(WHAT IS BEING ASKED)
Transcribe the records below in full; pictures stay out of the copy.

(Stored data)
┏━━

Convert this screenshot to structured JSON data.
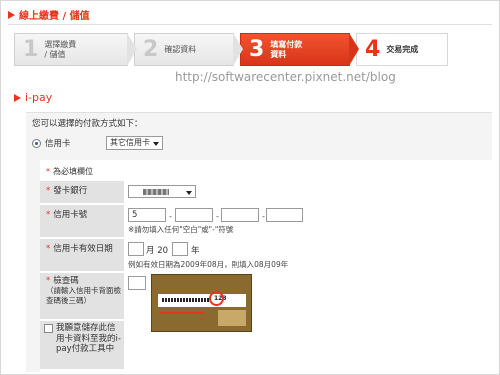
{
  "page_title": "線上繳費 / 儲值",
  "steps": [
    {
      "num": "1",
      "label_1": "選擇繳費",
      "label_2": "/ 儲值"
    },
    {
      "num": "2",
      "label_1": "確認資料",
      "label_2": ""
    },
    {
      "num": "3",
      "label_1": "填寫付款",
      "label_2": "資料"
    },
    {
      "num": "4",
      "label_1": "交易完成",
      "label_2": ""
    }
  ],
  "watermark": "http://softwarecenter.pixnet.net/blog",
  "section_title": "i-pay",
  "payment": {
    "heading": "您可以選擇的付款方式如下：",
    "method_label": "信用卡",
    "method_select": "其它信用卡"
  },
  "form": {
    "required_note": "為必填欄位",
    "bank_label": "發卡銀行",
    "card_no_label": "信用卡號",
    "card_no_value": "5",
    "card_no_note": "※請勿填入任何\"空白\"或\"-\"符號",
    "expiry_label": "信用卡有效日期",
    "month_unit": "月 20",
    "year_unit": "年",
    "expiry_note": "例如有效日期為2009年08月，則填入08月09年",
    "cvv_label": "檢查碼",
    "cvv_hint": "（請輸入信用卡背面檢查碼後三碼）",
    "cvv_card_text": "123",
    "save_label": "我願意儲存此信用卡資料至我的i-pay付款工具中"
  },
  "colors": {
    "accent": "#e8341c",
    "label_bg": "#e2e2e2"
  }
}
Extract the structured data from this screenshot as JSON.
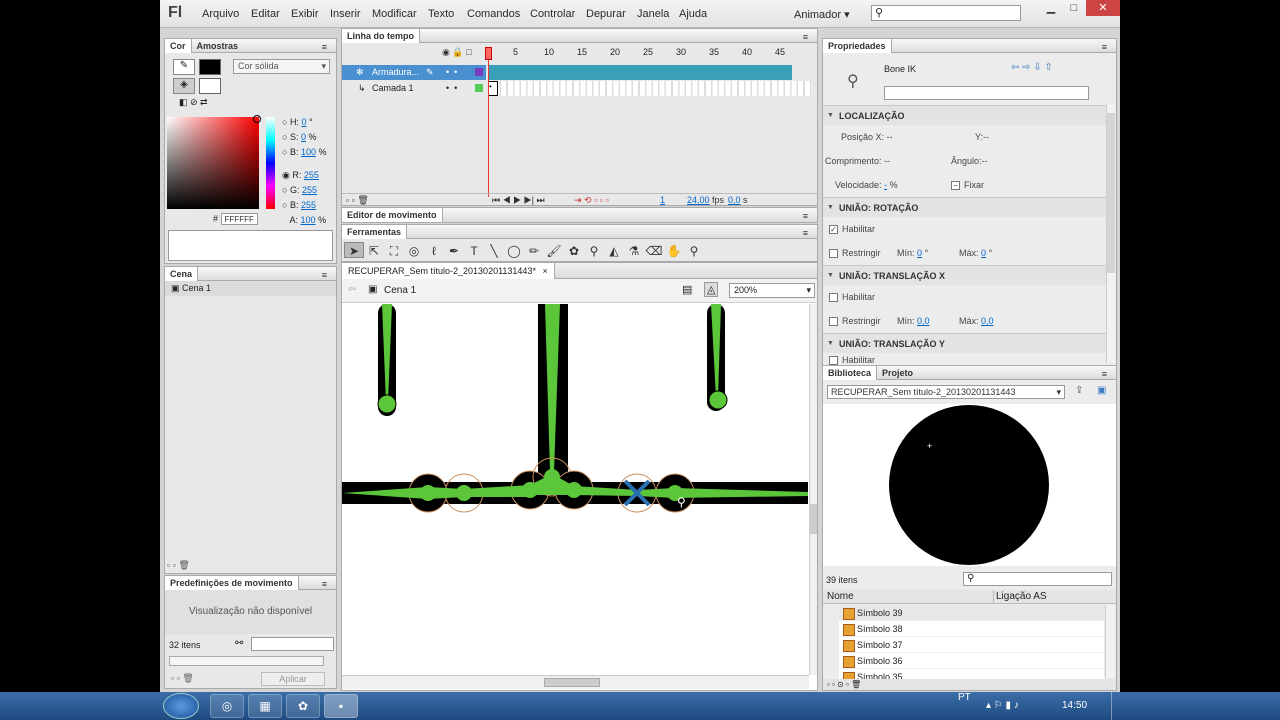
{
  "app": {
    "logo": "Fl",
    "workspace": "Animador"
  },
  "menu": [
    "Arquivo",
    "Editar",
    "Exibir",
    "Inserir",
    "Modificar",
    "Texto",
    "Comandos",
    "Controlar",
    "Depurar",
    "Janela",
    "Ajuda"
  ],
  "window_controls": {
    "minimize": "▁",
    "maximize": "□",
    "close": "✕"
  },
  "color_panel": {
    "tab_active": "Cor",
    "tab_other": "Amostras",
    "fill_type": "Cor sólida",
    "h_label": "H:",
    "h_value": "0",
    "h_unit": "°",
    "s_label": "S:",
    "s_value": "0",
    "s_unit": "%",
    "b_label": "B:",
    "b_value": "100",
    "b_unit": "%",
    "r_label": "R:",
    "r_value": "255",
    "g_label": "G:",
    "g_value": "255",
    "bl_label": "B:",
    "bl_value": "255",
    "a_label": "A:",
    "a_value": "100",
    "a_unit": "%",
    "hex_label": "#",
    "hex_value": "FFFFFF"
  },
  "scene_panel": {
    "tab": "Cena",
    "items": [
      "Cena 1"
    ]
  },
  "motion_presets": {
    "tab": "Predefinições de movimento",
    "preview": "Visualização não disponível",
    "count": "32 itens",
    "apply": "Aplicar"
  },
  "timeline": {
    "tab": "Linha do tempo",
    "frame_numbers": [
      "1",
      "5",
      "10",
      "15",
      "20",
      "25",
      "30",
      "35",
      "40",
      "45"
    ],
    "layers": [
      {
        "name": "Armadura...",
        "selected": true
      },
      {
        "name": "Camada 1",
        "selected": false
      }
    ],
    "status": {
      "frame": "1",
      "fps": "24,00",
      "fps_unit": "fps",
      "time": "0,0",
      "time_unit": "s"
    }
  },
  "motion_editor": {
    "tab": "Editor de movimento"
  },
  "tools_panel": {
    "tab": "Ferramentas"
  },
  "document": {
    "tab": "RECUPERAR_Sem título-2_20130201131443*",
    "scene": "Cena 1",
    "zoom": "200%"
  },
  "properties": {
    "tab": "Propriedades",
    "object_type": "Bone IK",
    "sections": {
      "location": "LOCALIZAÇÃO",
      "rotation": "UNIÃO: ROTAÇÃO",
      "trans_x": "UNIÃO: TRANSLAÇÃO X",
      "trans_y": "UNIÃO: TRANSLAÇÃO Y"
    },
    "pos_x": "Posição X: --",
    "pos_y": "Y:--",
    "length": "Comprimento: --",
    "angle": "Ângulo:--",
    "speed_label": "Velocidade:",
    "speed_value": "-",
    "speed_unit": "%",
    "fix": "Fixar",
    "enable": "Habilitar",
    "restrict": "Restringir",
    "min_label": "Mín:",
    "max_label": "Máx:",
    "rot_min": "0",
    "rot_max": "0",
    "deg": "°",
    "tx_min": "0,0",
    "tx_max": "0,0"
  },
  "library": {
    "tab_active": "Biblioteca",
    "tab_other": "Projeto",
    "document": "RECUPERAR_Sem título-2_20130201131443",
    "count": "39 itens",
    "col_name": "Nome",
    "col_linkage": "Ligação AS",
    "items": [
      "Símbolo 39",
      "Símbolo 38",
      "Símbolo 37",
      "Símbolo 36",
      "Símbolo 35"
    ]
  },
  "taskbar": {
    "lang": "PT",
    "time": "14:50"
  },
  "colors": {
    "accent_layer": "#3aa0b8",
    "bone_green": "#5cc63a",
    "selection_blue": "#2a6fb0"
  }
}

┗━━

(EXERCISE RESPONSE)
Convert this screenshot to structured JSON data.
{
  "page_title": "線上繳費 / 儲值",
  "steps": [
    {
      "num": "1",
      "label_1": "選擇繳費",
      "label_2": "/ 儲值"
    },
    {
      "num": "2",
      "label_1": "確認資料",
      "label_2": ""
    },
    {
      "num": "3",
      "label_1": "填寫付款",
      "label_2": "資料"
    },
    {
      "num": "4",
      "label_1": "交易完成",
      "label_2": ""
    }
  ],
  "watermark": "http://softwarecenter.pixnet.net/blog",
  "section_title": "i-pay",
  "payment": {
    "heading": "您可以選擇的付款方式如下：",
    "method_label": "信用卡",
    "method_select": "其它信用卡"
  },
  "form": {
    "required_note": "為必填欄位",
    "bank_label": "發卡銀行",
    "card_no_label": "信用卡號",
    "card_no_value": "5",
    "card_no_note": "※請勿填入任何\"空白\"或\"-\"符號",
    "expiry_label": "信用卡有效日期",
    "month_unit": "月 20",
    "year_unit": "年",
    "expiry_note": "例如有效日期為2009年08月，則填入08月09年",
    "cvv_label": "檢查碼",
    "cvv_hint": "（請輸入信用卡背面檢查碼後三碼）",
    "cvv_card_text": "123",
    "save_label": "我願意儲存此信用卡資料至我的i-pay付款工具中"
  },
  "colors": {
    "accent": "#e8341c",
    "label_bg": "#e2e2e2"
  }
}
Extract the structured data from this screenshot as JSON.
{
  "app": {
    "logo": "Fl",
    "workspace": "Animador"
  },
  "menu": [
    "Arquivo",
    "Editar",
    "Exibir",
    "Inserir",
    "Modificar",
    "Texto",
    "Comandos",
    "Controlar",
    "Depurar",
    "Janela",
    "Ajuda"
  ],
  "window_controls": {
    "minimize": "▁",
    "maximize": "□",
    "close": "✕"
  },
  "color_panel": {
    "tab_active": "Cor",
    "tab_other": "Amostras",
    "fill_type": "Cor sólida",
    "h_label": "H:",
    "h_value": "0",
    "h_unit": "°",
    "s_label": "S:",
    "s_value": "0",
    "s_unit": "%",
    "b_label": "B:",
    "b_value": "100",
    "b_unit": "%",
    "r_label": "R:",
    "r_value": "255",
    "g_label": "G:",
    "g_value": "255",
    "bl_label": "B:",
    "bl_value": "255",
    "a_label": "A:",
    "a_value": "100",
    "a_unit": "%",
    "hex_label": "#",
    "hex_value": "FFFFFF"
  },
  "scene_panel": {
    "tab": "Cena",
    "items": [
      "Cena 1"
    ]
  },
  "motion_presets": {
    "tab": "Predefinições de movimento",
    "preview": "Visualização não disponível",
    "count": "32 itens",
    "apply": "Aplicar"
  },
  "timeline": {
    "tab": "Linha do tempo",
    "frame_numbers": [
      "1",
      "5",
      "10",
      "15",
      "20",
      "25",
      "30",
      "35",
      "40",
      "45"
    ],
    "layers": [
      {
        "name": "Armadura...",
        "selected": true
      },
      {
        "name": "Camada 1",
        "selected": false
      }
    ],
    "status": {
      "frame": "1",
      "fps": "24,00",
      "fps_unit": "fps",
      "time": "0,0",
      "time_unit": "s"
    }
  },
  "motion_editor": {
    "tab": "Editor de movimento"
  },
  "tools_panel": {
    "tab": "Ferramentas"
  },
  "document": {
    "tab": "RECUPERAR_Sem título-2_20130201131443*",
    "scene": "Cena 1",
    "zoom": "200%"
  },
  "properties": {
    "tab": "Propriedades",
    "object_type": "Bone IK",
    "sections": {
      "location": "LOCALIZAÇÃO",
      "rotation": "UNIÃO: ROTAÇÃO",
      "trans_x": "UNIÃO: TRANSLAÇÃO X",
      "trans_y": "UNIÃO: TRANSLAÇÃO Y"
    },
    "pos_x": "Posição X: --",
    "pos_y": "Y:--",
    "length": "Comprimento: --",
    "angle": "Ângulo:--",
    "speed_label": "Velocidade:",
    "speed_value": "-",
    "speed_unit": "%",
    "fix": "Fixar",
    "enable": "Habilitar",
    "restrict": "Restringir",
    "min_label": "Mín:",
    "max_label": "Máx:",
    "rot_min": "0",
    "rot_max": "0",
    "deg": "°",
    "tx_min": "0,0",
    "tx_max": "0,0"
  },
  "library": {
    "tab_active": "Biblioteca",
    "tab_other": "Projeto",
    "document": "RECUPERAR_Sem título-2_20130201131443",
    "count": "39 itens",
    "col_name": "Nome",
    "col_linkage": "Ligação AS",
    "items": [
      "Símbolo 39",
      "Símbolo 38",
      "Símbolo 37",
      "Símbolo 36",
      "Símbolo 35"
    ]
  },
  "taskbar": {
    "lang": "PT",
    "time": "14:50"
  },
  "colors": {
    "accent_layer": "#3aa0b8",
    "bone_green": "#5cc63a",
    "selection_blue": "#2a6fb0"
  }
}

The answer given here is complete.